[What is needed]: Extract the listing below in full, unchanged.
━━━━━━━━━━
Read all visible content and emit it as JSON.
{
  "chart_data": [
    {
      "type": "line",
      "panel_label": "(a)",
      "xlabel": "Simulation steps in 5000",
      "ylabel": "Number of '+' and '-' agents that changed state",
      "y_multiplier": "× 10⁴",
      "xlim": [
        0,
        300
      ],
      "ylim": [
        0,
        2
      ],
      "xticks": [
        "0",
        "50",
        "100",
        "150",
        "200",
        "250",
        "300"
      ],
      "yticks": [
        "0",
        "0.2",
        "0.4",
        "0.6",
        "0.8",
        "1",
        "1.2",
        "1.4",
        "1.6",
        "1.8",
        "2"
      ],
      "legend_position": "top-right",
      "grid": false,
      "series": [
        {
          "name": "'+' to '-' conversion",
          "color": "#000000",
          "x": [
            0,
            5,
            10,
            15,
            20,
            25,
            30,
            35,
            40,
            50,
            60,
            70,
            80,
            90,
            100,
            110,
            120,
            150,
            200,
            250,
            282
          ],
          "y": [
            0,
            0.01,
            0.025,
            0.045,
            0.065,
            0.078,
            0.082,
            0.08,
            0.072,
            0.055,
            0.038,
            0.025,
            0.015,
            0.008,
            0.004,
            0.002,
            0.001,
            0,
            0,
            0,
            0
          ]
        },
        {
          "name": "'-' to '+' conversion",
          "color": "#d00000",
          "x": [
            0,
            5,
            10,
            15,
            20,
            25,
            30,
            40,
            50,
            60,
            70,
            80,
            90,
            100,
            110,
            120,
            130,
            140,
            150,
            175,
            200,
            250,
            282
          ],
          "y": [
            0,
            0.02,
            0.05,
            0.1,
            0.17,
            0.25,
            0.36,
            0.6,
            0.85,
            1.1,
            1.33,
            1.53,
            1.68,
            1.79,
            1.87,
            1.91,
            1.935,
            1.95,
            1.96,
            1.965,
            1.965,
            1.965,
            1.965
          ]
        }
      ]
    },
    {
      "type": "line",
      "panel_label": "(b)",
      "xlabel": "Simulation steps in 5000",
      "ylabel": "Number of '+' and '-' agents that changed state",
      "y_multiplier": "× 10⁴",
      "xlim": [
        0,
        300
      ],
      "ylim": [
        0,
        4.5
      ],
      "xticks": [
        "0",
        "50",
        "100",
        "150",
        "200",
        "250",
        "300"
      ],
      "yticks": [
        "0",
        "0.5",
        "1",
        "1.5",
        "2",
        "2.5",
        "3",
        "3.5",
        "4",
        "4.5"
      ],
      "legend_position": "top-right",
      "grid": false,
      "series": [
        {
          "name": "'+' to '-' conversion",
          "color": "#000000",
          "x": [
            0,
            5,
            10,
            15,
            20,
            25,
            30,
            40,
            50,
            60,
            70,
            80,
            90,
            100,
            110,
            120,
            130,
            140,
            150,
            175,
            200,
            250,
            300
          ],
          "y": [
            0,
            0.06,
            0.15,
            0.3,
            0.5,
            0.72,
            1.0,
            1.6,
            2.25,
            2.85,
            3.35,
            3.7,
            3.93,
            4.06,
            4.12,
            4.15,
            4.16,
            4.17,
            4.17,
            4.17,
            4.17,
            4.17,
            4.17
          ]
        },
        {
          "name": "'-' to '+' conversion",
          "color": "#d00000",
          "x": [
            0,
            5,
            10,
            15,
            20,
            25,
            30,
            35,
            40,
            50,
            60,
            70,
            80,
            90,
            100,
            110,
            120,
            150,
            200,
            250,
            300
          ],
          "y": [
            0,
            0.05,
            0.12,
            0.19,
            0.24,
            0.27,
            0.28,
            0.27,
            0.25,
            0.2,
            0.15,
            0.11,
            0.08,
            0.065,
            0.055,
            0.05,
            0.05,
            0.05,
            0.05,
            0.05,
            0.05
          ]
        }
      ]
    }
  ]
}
━━━━━━━━━━
[Written response]:
Read all visible content and emit it as JSON.
{
  "chart_data": [
    {
      "type": "line",
      "panel_label": "(a)",
      "xlabel": "Simulation steps in 5000",
      "ylabel": "Number of '+' and '-' agents that changed state",
      "y_multiplier": "× 10⁴",
      "xlim": [
        0,
        300
      ],
      "ylim": [
        0,
        2
      ],
      "xticks": [
        "0",
        "50",
        "100",
        "150",
        "200",
        "250",
        "300"
      ],
      "yticks": [
        "0",
        "0.2",
        "0.4",
        "0.6",
        "0.8",
        "1",
        "1.2",
        "1.4",
        "1.6",
        "1.8",
        "2"
      ],
      "legend_position": "top-right",
      "grid": false,
      "series": [
        {
          "name": "'+' to '-' conversion",
          "color": "#000000",
          "x": [
            0,
            5,
            10,
            15,
            20,
            25,
            30,
            35,
            40,
            50,
            60,
            70,
            80,
            90,
            100,
            110,
            120,
            150,
            200,
            250,
            282
          ],
          "y": [
            0,
            0.01,
            0.025,
            0.045,
            0.065,
            0.078,
            0.082,
            0.08,
            0.072,
            0.055,
            0.038,
            0.025,
            0.015,
            0.008,
            0.004,
            0.002,
            0.001,
            0,
            0,
            0,
            0
          ]
        },
        {
          "name": "'-' to '+' conversion",
          "color": "#d00000",
          "x": [
            0,
            5,
            10,
            15,
            20,
            25,
            30,
            40,
            50,
            60,
            70,
            80,
            90,
            100,
            110,
            120,
            130,
            140,
            150,
            175,
            200,
            250,
            282
          ],
          "y": [
            0,
            0.02,
            0.05,
            0.1,
            0.17,
            0.25,
            0.36,
            0.6,
            0.85,
            1.1,
            1.33,
            1.53,
            1.68,
            1.79,
            1.87,
            1.91,
            1.935,
            1.95,
            1.96,
            1.965,
            1.965,
            1.965,
            1.965
          ]
        }
      ]
    },
    {
      "type": "line",
      "panel_label": "(b)",
      "xlabel": "Simulation steps in 5000",
      "ylabel": "Number of '+' and '-' agents that changed state",
      "y_multiplier": "× 10⁴",
      "xlim": [
        0,
        300
      ],
      "ylim": [
        0,
        4.5
      ],
      "xticks": [
        "0",
        "50",
        "100",
        "150",
        "200",
        "250",
        "300"
      ],
      "yticks": [
        "0",
        "0.5",
        "1",
        "1.5",
        "2",
        "2.5",
        "3",
        "3.5",
        "4",
        "4.5"
      ],
      "legend_position": "top-right",
      "grid": false,
      "series": [
        {
          "name": "'+' to '-' conversion",
          "color": "#000000",
          "x": [
            0,
            5,
            10,
            15,
            20,
            25,
            30,
            40,
            50,
            60,
            70,
            80,
            90,
            100,
            110,
            120,
            130,
            140,
            150,
            175,
            200,
            250,
            300
          ],
          "y": [
            0,
            0.06,
            0.15,
            0.3,
            0.5,
            0.72,
            1.0,
            1.6,
            2.25,
            2.85,
            3.35,
            3.7,
            3.93,
            4.06,
            4.12,
            4.15,
            4.16,
            4.17,
            4.17,
            4.17,
            4.17,
            4.17,
            4.17
          ]
        },
        {
          "name": "'-' to '+' conversion",
          "color": "#d00000",
          "x": [
            0,
            5,
            10,
            15,
            20,
            25,
            30,
            35,
            40,
            50,
            60,
            70,
            80,
            90,
            100,
            110,
            120,
            150,
            200,
            250,
            300
          ],
          "y": [
            0,
            0.05,
            0.12,
            0.19,
            0.24,
            0.27,
            0.28,
            0.27,
            0.25,
            0.2,
            0.15,
            0.11,
            0.08,
            0.065,
            0.055,
            0.05,
            0.05,
            0.05,
            0.05,
            0.05,
            0.05
          ]
        }
      ]
    }
  ]
}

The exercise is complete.